Input rows:
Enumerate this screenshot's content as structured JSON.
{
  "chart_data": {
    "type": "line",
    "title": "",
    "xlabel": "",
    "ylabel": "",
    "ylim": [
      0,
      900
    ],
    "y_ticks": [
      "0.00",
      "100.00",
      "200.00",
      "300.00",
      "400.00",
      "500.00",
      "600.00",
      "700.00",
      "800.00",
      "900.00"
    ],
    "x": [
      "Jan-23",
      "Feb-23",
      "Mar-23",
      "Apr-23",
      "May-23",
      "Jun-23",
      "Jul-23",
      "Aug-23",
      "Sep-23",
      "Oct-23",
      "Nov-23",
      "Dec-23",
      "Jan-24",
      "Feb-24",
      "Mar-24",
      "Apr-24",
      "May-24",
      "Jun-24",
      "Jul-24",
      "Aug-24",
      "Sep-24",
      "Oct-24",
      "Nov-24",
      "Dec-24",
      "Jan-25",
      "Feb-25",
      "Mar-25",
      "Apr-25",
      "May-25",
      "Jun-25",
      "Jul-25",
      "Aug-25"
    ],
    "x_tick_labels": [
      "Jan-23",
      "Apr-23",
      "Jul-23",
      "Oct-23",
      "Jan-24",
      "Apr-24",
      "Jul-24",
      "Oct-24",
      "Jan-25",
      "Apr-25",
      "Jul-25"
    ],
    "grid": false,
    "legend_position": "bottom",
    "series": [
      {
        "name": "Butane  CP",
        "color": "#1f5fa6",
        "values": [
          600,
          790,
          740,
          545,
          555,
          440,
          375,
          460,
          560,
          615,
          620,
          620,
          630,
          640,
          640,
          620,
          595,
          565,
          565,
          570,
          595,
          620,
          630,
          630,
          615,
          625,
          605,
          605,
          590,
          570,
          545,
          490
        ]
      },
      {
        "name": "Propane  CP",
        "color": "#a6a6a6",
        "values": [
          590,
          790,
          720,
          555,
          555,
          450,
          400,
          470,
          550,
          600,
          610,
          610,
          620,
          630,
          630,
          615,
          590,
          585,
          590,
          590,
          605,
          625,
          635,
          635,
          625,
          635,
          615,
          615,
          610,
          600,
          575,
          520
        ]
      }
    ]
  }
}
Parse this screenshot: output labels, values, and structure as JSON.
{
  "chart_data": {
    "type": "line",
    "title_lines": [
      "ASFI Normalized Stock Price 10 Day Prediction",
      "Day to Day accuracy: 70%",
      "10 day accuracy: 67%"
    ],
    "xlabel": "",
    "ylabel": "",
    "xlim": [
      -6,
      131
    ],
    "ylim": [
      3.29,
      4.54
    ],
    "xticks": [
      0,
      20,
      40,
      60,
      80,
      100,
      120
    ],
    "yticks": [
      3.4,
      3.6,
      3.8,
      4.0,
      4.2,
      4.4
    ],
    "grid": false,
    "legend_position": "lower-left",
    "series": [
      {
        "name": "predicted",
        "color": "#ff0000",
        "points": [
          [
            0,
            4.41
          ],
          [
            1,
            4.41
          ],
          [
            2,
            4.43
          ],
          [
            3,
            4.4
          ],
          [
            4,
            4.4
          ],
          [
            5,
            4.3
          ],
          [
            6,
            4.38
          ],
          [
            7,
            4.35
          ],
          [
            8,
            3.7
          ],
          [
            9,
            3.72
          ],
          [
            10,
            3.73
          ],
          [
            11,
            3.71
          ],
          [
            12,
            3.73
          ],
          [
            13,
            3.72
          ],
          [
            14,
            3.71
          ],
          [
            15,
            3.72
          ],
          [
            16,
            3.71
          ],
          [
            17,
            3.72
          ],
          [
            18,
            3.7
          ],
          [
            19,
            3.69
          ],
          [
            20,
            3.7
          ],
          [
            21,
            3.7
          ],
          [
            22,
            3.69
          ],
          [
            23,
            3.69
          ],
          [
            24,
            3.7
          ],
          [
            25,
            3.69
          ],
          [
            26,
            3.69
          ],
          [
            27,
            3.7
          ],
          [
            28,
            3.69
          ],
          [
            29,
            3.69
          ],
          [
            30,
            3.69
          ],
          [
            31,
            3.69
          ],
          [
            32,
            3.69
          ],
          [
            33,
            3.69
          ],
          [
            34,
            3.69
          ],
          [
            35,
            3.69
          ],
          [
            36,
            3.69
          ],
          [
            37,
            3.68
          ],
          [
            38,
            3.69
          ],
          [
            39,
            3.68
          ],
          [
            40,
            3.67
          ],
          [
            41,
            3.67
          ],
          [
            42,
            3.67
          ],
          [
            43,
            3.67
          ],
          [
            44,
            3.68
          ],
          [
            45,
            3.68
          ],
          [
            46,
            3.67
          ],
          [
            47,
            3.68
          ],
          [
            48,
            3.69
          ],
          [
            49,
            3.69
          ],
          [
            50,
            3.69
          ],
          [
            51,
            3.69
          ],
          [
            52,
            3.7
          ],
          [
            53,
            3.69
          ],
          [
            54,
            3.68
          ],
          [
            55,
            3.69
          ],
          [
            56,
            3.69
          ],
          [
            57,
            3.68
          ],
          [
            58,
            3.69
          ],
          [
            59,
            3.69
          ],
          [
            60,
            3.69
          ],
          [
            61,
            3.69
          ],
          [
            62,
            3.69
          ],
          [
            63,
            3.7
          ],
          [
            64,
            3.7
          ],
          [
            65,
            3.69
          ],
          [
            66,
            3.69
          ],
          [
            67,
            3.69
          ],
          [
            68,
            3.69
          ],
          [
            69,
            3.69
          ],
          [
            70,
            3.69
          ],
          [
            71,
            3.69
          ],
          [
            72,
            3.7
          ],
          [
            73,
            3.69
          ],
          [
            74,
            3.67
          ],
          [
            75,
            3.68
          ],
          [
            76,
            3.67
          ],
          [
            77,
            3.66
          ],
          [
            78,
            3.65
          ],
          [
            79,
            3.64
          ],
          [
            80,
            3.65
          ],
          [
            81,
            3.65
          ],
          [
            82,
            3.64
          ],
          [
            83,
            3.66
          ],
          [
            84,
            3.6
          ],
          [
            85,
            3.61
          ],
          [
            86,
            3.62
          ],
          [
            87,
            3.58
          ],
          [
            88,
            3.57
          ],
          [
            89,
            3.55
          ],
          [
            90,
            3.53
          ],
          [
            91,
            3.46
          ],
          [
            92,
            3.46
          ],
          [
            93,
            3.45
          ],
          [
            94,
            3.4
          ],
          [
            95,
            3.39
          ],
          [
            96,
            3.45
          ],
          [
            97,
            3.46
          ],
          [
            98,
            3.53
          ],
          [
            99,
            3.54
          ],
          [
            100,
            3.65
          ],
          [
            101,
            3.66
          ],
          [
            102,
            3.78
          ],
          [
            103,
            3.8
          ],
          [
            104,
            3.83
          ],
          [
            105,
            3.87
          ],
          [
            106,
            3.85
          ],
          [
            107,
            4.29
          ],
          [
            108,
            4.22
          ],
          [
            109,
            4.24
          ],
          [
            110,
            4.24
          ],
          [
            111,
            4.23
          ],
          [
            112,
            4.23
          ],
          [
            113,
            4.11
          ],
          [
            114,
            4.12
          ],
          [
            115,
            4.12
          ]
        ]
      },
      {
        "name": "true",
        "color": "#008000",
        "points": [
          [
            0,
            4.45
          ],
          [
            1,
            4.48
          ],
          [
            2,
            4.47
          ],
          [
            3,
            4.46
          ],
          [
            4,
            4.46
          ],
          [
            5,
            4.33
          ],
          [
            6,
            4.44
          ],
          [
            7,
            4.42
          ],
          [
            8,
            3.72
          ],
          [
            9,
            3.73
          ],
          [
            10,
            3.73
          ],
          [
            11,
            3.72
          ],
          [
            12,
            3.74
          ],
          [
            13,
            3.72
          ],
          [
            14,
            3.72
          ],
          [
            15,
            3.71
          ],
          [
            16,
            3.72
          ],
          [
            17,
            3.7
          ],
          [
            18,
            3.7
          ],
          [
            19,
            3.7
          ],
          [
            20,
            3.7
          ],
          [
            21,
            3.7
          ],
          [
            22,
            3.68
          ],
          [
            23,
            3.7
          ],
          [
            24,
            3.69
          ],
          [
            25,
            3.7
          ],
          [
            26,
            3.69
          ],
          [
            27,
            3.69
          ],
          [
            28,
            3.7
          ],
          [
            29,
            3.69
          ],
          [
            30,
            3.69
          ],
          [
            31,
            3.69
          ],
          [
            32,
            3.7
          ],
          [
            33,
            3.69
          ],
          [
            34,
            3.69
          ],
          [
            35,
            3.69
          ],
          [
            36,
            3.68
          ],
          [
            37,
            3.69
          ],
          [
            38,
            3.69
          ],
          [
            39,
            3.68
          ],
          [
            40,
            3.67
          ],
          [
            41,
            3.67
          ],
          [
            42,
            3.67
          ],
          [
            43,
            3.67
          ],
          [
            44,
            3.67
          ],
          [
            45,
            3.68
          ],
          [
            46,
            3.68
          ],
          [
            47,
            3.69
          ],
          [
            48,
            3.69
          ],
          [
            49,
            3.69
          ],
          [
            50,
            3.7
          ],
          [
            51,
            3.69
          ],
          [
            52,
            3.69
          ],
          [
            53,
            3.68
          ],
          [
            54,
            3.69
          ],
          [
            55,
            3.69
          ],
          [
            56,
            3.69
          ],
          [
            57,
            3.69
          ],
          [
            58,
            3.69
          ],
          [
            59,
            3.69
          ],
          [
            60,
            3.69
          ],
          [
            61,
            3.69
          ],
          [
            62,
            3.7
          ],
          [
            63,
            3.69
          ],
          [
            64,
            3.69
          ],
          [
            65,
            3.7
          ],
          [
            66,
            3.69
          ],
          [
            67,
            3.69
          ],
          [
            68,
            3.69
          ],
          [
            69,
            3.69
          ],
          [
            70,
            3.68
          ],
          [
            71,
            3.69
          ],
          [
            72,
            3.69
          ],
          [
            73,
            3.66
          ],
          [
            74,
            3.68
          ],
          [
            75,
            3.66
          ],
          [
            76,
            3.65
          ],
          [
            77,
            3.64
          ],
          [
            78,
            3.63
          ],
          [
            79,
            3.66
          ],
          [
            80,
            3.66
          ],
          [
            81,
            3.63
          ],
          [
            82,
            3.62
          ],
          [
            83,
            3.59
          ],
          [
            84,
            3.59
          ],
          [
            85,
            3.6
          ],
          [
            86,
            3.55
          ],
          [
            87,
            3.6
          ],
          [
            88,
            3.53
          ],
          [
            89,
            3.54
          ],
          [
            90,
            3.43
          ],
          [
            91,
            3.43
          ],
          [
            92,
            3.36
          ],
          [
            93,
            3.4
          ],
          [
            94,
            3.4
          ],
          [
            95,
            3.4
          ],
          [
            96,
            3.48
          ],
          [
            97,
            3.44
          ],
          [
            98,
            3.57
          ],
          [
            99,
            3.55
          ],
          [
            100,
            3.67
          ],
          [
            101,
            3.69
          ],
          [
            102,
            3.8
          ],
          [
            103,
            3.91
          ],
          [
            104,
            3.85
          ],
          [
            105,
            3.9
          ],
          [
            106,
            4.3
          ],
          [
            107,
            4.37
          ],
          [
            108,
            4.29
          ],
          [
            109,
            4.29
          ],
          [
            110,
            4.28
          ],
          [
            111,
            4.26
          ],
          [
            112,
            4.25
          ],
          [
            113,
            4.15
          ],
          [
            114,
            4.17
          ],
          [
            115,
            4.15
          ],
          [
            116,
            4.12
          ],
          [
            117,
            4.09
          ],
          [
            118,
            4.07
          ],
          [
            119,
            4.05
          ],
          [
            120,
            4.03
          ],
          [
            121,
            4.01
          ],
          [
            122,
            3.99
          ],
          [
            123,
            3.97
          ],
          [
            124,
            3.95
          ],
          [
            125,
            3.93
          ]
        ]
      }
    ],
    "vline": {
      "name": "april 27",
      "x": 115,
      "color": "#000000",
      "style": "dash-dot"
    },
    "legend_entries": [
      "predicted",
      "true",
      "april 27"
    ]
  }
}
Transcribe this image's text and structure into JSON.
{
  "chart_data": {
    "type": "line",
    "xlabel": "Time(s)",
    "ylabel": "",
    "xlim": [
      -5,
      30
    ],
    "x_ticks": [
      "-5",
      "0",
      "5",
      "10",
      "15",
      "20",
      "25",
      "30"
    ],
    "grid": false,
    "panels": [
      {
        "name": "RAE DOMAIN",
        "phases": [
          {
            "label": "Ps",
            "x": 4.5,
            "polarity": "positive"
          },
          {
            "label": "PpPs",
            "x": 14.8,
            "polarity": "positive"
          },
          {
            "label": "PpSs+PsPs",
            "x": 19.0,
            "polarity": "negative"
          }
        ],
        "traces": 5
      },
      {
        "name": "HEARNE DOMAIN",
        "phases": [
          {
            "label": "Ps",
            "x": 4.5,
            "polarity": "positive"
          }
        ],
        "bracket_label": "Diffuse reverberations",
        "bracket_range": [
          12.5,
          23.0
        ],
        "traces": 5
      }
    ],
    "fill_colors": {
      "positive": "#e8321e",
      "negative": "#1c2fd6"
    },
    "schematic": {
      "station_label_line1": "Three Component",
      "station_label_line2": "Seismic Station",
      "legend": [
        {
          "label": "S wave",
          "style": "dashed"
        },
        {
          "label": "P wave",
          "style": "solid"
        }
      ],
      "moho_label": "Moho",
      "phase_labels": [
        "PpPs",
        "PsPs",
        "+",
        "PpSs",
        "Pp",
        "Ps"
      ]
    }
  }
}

Your goal: Read through the entries and copy every line that includes "style".

Written solution:
      "style": "dash-dot"
          "style": "dashed"
          "style": "solid"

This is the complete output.